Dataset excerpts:
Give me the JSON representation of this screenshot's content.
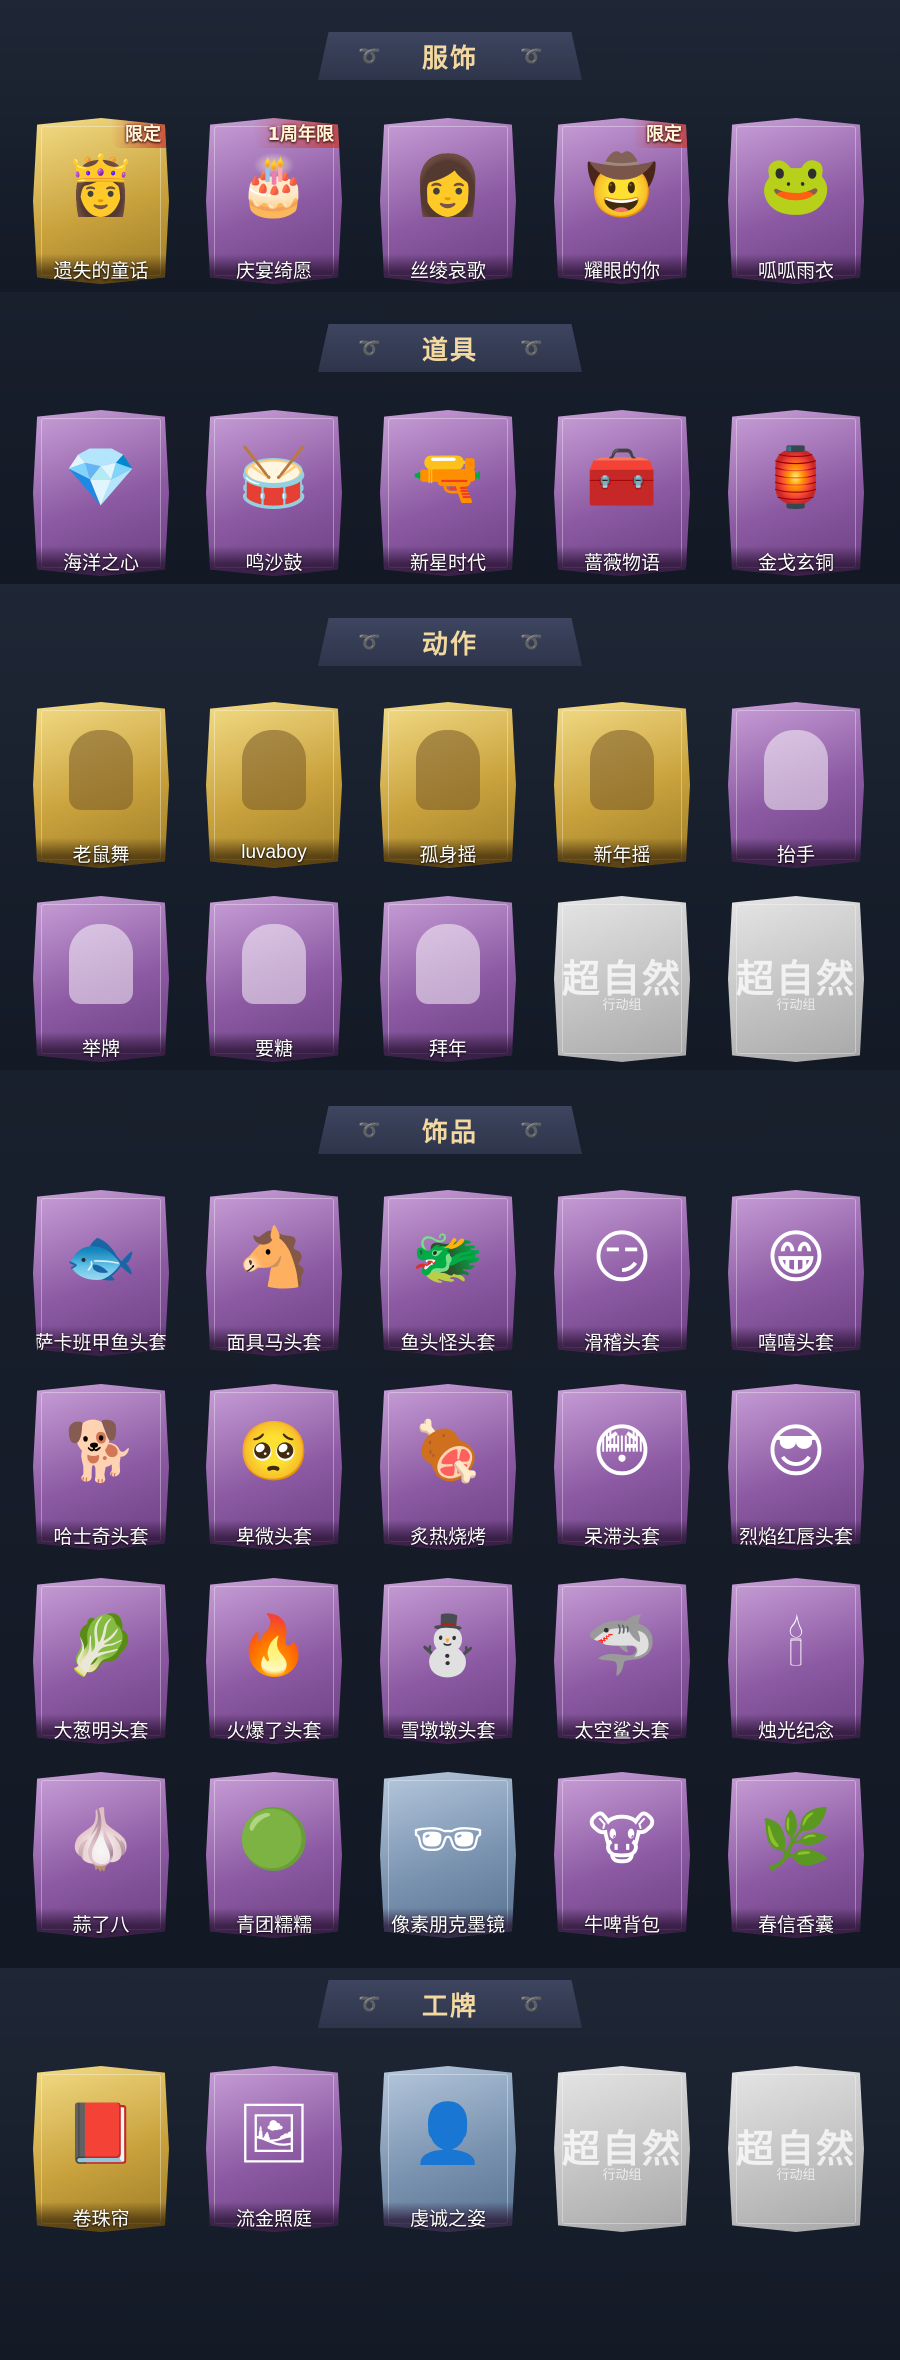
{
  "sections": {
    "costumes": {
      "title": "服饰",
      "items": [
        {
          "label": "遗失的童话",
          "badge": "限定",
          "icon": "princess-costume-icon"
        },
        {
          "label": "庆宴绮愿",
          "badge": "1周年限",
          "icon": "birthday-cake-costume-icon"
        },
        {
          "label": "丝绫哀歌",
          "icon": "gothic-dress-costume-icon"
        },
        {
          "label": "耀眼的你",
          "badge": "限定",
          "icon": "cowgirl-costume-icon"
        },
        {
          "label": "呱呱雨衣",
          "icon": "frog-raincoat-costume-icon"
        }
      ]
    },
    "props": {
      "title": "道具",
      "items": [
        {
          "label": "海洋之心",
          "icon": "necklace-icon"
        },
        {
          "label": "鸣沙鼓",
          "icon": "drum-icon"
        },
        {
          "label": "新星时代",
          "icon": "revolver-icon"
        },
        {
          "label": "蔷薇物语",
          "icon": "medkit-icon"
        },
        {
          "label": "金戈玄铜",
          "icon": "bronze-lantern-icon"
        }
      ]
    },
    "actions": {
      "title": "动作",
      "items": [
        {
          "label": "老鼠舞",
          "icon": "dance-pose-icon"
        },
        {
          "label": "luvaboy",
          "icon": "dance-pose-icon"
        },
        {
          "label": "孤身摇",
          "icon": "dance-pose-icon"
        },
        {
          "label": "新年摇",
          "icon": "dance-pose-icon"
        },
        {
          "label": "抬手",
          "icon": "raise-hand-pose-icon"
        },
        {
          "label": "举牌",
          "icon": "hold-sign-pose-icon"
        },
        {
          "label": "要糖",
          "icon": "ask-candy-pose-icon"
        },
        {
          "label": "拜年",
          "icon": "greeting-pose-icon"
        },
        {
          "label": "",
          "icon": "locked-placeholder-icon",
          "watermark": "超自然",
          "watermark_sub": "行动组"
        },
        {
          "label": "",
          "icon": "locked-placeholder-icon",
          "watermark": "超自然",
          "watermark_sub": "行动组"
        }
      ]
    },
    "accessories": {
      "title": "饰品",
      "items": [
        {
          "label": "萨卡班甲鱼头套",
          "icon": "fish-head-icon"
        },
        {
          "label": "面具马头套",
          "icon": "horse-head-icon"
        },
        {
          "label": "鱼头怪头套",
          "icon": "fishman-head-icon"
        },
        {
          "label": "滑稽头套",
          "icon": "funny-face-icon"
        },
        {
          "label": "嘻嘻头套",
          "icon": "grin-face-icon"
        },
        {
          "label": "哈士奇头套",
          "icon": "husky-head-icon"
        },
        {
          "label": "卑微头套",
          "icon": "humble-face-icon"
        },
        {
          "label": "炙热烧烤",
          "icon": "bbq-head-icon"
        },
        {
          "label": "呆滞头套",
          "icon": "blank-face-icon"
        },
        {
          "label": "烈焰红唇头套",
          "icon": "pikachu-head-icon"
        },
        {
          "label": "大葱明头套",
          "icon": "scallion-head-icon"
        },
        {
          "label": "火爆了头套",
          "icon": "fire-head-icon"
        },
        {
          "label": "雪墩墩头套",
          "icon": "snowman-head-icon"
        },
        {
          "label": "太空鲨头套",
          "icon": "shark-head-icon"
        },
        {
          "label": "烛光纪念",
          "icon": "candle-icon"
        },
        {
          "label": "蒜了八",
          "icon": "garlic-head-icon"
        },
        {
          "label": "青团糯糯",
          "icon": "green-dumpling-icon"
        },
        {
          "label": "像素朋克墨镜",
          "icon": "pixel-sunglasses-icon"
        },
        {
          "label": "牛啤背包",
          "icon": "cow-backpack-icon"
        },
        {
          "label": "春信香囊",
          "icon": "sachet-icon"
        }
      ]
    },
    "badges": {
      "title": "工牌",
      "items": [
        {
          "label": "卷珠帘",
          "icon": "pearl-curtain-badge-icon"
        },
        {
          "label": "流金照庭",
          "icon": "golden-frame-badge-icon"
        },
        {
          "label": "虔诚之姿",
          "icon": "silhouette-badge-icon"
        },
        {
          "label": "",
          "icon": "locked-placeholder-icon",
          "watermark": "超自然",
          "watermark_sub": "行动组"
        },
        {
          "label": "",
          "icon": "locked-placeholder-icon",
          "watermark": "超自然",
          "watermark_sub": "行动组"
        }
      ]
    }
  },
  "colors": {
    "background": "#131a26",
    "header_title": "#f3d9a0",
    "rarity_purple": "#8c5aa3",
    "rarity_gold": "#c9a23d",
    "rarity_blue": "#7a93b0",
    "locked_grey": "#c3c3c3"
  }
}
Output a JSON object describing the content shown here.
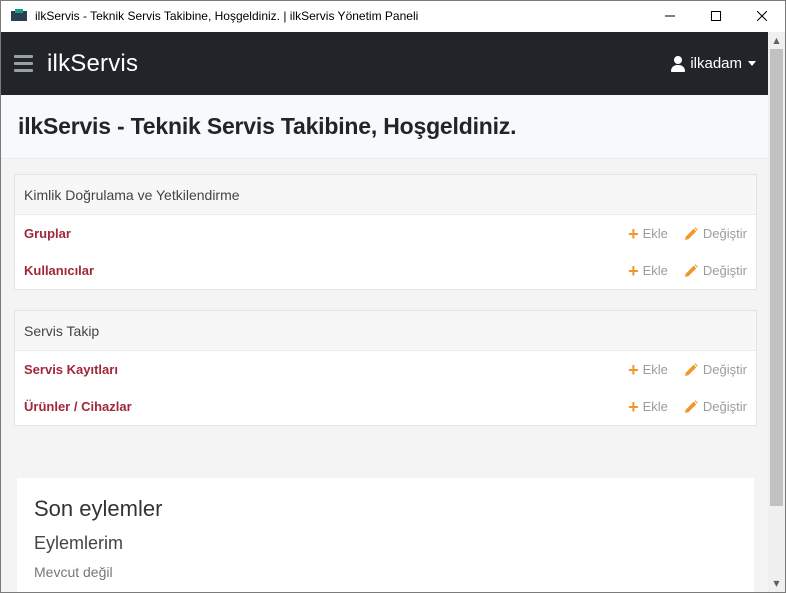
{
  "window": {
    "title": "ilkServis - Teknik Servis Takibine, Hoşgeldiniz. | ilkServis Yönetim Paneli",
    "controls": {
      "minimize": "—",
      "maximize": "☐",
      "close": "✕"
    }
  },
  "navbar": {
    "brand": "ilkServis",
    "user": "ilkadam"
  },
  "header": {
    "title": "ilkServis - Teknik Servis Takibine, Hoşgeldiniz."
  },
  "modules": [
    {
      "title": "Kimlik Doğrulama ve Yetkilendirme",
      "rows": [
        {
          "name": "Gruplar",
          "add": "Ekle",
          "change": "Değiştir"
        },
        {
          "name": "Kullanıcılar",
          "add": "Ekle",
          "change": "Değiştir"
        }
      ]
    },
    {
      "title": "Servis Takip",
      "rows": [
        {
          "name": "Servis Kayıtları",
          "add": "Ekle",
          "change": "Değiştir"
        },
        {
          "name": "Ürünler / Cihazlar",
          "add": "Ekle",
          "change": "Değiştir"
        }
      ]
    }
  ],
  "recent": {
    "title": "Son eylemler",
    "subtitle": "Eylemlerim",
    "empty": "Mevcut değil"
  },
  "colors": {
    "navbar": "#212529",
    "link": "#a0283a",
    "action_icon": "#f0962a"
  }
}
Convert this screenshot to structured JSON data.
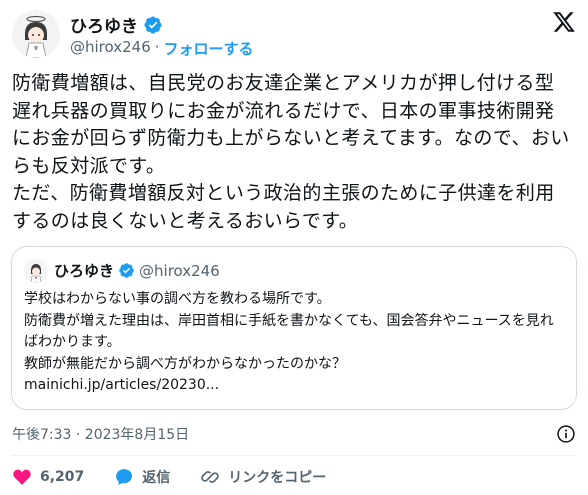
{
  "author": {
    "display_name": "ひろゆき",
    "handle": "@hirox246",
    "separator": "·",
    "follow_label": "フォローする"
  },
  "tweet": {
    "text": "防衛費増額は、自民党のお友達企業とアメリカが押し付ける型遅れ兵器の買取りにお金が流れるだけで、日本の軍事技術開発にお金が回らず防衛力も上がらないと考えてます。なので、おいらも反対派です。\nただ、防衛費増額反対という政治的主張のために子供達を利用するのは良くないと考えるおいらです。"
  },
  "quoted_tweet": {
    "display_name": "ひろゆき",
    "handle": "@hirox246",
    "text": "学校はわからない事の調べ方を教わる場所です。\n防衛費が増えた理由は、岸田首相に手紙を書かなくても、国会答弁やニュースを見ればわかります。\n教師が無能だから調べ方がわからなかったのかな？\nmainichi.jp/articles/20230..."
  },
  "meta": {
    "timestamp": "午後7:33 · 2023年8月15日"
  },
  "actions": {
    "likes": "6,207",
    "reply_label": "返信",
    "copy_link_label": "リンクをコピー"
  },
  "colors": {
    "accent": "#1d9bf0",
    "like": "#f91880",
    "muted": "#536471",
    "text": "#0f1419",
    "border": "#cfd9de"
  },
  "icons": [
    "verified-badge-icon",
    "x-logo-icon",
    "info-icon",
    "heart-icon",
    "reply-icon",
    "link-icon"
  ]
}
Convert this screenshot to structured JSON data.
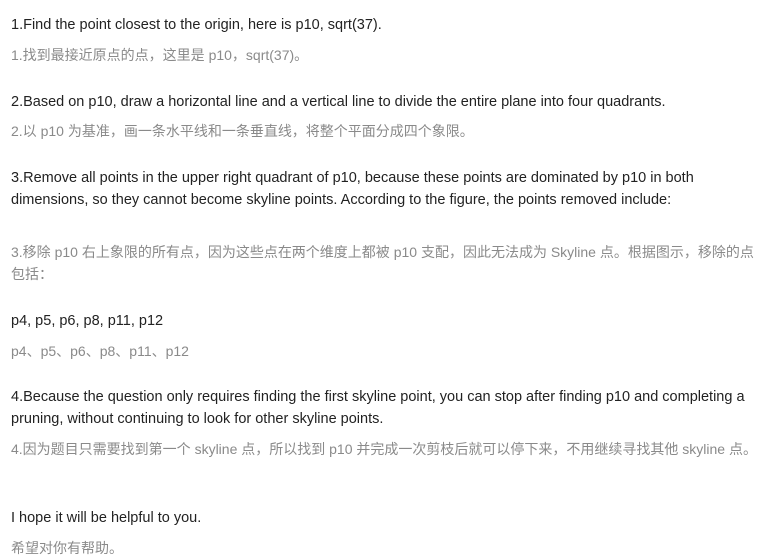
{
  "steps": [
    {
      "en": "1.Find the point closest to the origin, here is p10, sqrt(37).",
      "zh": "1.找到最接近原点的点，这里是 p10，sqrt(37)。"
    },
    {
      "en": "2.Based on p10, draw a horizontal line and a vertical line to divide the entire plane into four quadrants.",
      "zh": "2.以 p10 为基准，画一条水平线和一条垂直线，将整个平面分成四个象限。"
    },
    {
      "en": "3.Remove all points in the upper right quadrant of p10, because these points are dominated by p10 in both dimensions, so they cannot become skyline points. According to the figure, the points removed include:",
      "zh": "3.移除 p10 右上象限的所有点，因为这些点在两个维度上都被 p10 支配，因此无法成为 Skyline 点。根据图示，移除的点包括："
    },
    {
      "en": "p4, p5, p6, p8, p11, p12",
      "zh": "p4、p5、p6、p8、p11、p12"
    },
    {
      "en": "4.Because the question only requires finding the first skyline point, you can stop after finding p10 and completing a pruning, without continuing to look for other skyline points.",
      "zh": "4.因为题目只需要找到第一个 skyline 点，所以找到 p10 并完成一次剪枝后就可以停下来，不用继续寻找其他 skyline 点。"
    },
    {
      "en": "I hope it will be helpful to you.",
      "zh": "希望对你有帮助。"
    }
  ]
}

#### TASK DESCRIPTION
Return, from the data, each line that has the word "content" in it.

#### WRITTEN ANSWER
Give me the JSON representation of this screenshot's content.
Output a JSON object describing the content shown here.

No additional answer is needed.